Your instructions: Identify all lines below that hold "land" and collect them.

[Stored entries]
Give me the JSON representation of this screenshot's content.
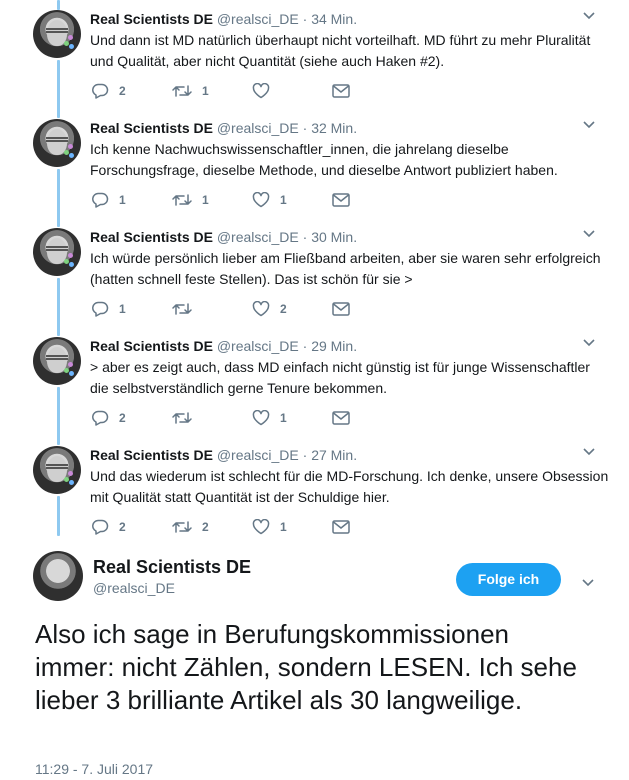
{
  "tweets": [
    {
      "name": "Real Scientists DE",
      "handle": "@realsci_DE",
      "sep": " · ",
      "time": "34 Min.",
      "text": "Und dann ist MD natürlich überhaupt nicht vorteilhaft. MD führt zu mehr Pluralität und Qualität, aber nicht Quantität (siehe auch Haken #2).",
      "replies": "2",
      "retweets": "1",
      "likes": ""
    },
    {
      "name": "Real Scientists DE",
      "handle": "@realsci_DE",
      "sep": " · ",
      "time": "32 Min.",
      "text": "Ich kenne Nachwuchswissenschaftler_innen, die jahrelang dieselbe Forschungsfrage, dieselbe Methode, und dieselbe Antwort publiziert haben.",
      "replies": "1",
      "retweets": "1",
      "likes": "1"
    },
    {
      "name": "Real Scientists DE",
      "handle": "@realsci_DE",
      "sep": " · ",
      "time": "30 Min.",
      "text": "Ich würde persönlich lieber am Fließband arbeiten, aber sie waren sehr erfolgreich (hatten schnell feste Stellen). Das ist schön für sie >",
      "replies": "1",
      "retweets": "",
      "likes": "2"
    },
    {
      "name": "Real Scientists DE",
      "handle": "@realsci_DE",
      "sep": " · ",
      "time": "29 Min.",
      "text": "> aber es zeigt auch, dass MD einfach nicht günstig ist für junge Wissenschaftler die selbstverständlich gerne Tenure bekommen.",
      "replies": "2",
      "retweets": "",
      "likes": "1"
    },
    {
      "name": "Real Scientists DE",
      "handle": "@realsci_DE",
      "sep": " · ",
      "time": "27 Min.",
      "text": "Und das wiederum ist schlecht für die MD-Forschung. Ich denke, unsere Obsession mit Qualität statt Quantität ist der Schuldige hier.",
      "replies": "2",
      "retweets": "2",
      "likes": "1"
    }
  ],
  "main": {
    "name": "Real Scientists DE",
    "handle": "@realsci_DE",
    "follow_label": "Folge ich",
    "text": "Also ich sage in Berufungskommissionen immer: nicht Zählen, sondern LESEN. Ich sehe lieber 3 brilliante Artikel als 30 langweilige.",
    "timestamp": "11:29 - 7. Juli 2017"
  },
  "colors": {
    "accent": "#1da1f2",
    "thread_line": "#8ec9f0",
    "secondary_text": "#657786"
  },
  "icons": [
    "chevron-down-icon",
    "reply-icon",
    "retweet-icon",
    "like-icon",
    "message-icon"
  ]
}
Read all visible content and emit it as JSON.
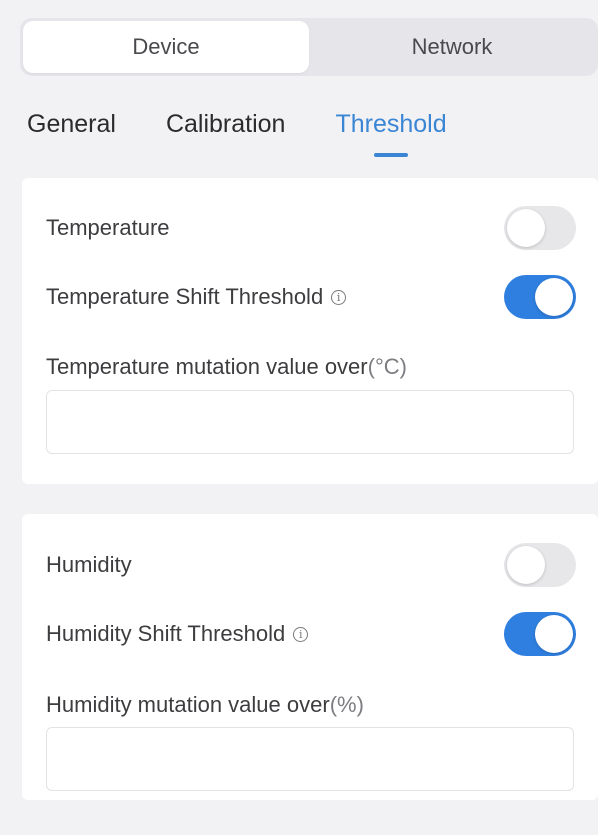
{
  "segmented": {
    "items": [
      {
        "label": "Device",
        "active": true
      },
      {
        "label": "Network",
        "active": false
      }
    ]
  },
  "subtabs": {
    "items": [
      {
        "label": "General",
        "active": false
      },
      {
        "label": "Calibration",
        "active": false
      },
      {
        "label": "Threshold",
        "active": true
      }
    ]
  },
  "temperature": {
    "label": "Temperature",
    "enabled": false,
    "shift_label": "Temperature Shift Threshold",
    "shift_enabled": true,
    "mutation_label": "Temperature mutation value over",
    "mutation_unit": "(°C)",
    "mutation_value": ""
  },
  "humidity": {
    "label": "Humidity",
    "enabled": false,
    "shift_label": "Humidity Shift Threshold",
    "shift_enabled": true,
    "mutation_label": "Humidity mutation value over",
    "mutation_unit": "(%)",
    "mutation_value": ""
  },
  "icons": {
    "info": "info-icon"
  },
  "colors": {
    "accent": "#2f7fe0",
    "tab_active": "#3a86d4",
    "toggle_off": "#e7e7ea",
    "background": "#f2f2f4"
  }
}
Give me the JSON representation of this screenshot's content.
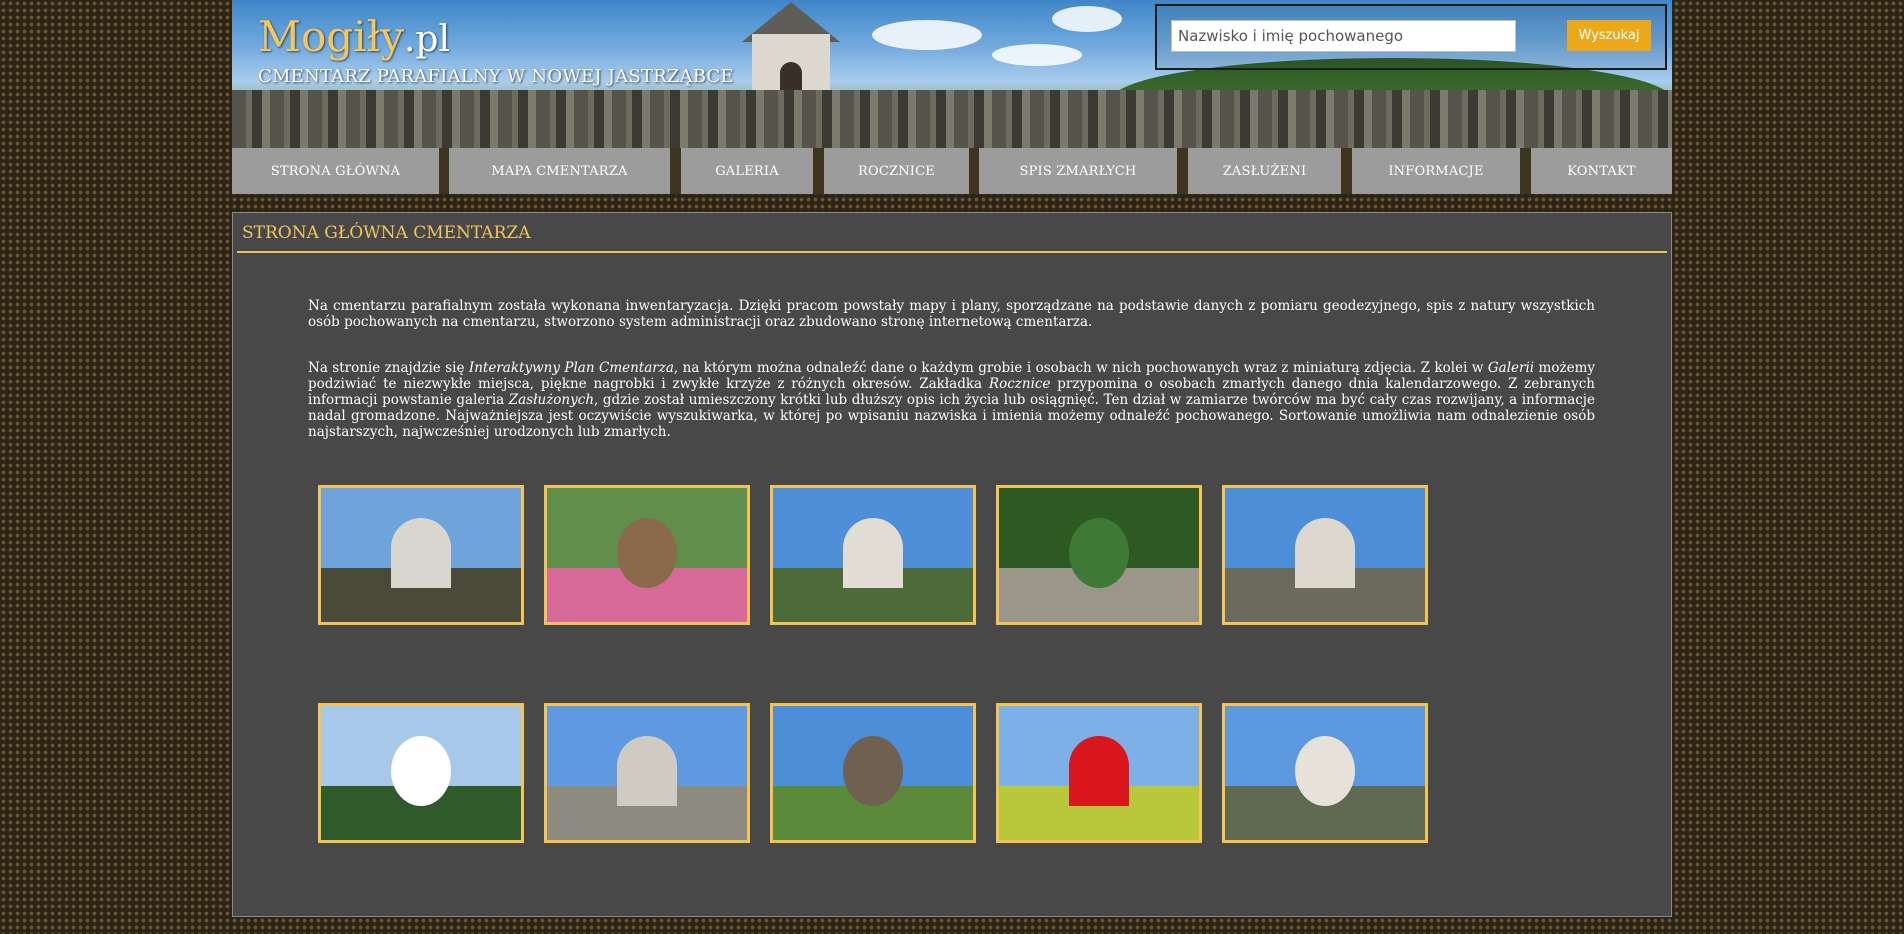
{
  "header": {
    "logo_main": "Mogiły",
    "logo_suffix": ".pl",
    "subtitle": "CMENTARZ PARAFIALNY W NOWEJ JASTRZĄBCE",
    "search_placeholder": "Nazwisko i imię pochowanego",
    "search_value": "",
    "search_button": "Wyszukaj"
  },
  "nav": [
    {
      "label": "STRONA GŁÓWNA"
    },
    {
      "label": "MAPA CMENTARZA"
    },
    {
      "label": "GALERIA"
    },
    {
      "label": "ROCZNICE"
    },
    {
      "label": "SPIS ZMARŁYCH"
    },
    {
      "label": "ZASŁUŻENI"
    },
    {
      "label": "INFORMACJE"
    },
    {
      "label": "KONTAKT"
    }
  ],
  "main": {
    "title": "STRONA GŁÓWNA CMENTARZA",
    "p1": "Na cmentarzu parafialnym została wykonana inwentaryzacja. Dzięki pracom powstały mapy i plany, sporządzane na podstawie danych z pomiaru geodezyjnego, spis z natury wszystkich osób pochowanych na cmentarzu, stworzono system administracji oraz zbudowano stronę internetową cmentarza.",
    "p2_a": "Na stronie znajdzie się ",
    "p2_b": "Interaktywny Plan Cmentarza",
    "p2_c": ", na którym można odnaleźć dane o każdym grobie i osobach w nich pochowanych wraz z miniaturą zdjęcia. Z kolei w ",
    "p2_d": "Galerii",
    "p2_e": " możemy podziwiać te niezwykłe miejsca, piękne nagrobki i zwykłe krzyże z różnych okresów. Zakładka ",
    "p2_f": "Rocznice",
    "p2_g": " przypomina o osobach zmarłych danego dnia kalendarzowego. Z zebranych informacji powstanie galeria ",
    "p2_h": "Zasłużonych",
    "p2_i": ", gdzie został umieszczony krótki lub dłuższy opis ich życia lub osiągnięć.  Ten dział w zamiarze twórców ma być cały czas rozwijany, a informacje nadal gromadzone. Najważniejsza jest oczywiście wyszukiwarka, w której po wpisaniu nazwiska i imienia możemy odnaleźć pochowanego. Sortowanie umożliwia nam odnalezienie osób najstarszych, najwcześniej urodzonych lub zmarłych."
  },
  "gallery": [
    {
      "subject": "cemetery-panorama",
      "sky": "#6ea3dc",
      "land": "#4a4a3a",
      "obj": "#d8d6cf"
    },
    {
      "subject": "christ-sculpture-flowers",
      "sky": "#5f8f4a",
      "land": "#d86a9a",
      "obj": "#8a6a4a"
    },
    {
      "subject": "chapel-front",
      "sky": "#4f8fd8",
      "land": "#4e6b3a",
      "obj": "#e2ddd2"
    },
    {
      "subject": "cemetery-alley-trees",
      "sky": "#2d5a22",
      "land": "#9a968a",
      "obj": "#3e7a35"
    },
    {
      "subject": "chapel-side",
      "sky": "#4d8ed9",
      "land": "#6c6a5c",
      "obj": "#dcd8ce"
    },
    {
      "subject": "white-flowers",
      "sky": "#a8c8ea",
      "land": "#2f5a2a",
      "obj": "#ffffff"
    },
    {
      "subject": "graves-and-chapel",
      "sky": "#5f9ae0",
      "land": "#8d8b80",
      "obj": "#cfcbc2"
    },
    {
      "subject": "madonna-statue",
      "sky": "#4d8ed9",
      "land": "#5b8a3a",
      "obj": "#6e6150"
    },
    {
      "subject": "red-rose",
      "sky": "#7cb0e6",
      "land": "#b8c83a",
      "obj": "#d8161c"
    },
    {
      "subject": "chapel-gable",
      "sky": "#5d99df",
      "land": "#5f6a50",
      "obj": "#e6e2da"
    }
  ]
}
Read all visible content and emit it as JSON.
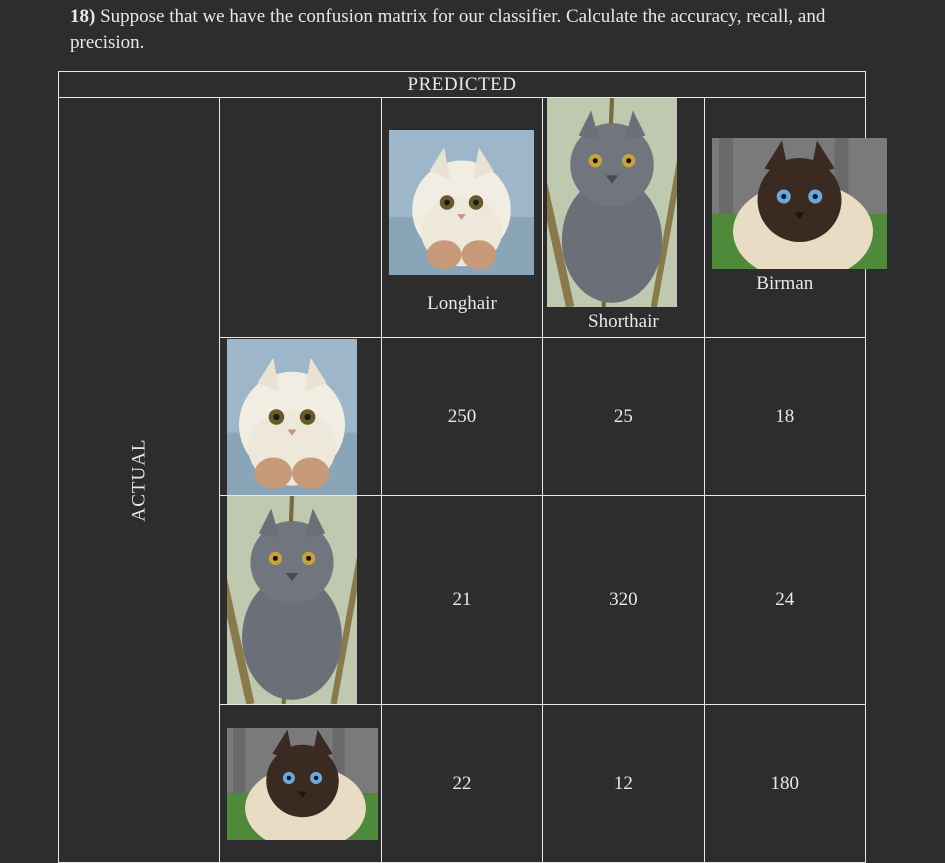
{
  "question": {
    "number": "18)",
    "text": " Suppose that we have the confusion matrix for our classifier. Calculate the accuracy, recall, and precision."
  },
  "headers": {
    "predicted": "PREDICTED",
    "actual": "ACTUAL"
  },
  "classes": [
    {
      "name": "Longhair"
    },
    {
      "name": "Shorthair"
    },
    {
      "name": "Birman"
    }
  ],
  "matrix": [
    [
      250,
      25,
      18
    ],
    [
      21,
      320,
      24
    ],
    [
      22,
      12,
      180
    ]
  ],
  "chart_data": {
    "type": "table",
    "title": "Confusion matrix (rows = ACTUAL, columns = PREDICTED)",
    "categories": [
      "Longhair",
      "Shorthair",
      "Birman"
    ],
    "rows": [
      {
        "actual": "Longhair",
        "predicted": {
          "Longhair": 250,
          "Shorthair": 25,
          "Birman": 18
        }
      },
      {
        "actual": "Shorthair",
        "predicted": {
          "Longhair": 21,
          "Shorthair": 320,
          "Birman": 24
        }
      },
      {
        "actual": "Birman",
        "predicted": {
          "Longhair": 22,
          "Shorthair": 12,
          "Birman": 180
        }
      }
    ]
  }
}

Response to the exercise:
      "land": "#4a4a3a",
      "land": "#d86a9a",
      "land": "#4e6b3a",
      "land": "#9a968a",
      "land": "#6c6a5c",
      "land": "#2f5a2a",
      "land": "#8d8b80",
      "land": "#5b8a3a",
      "land": "#b8c83a",
      "land": "#5f6a50",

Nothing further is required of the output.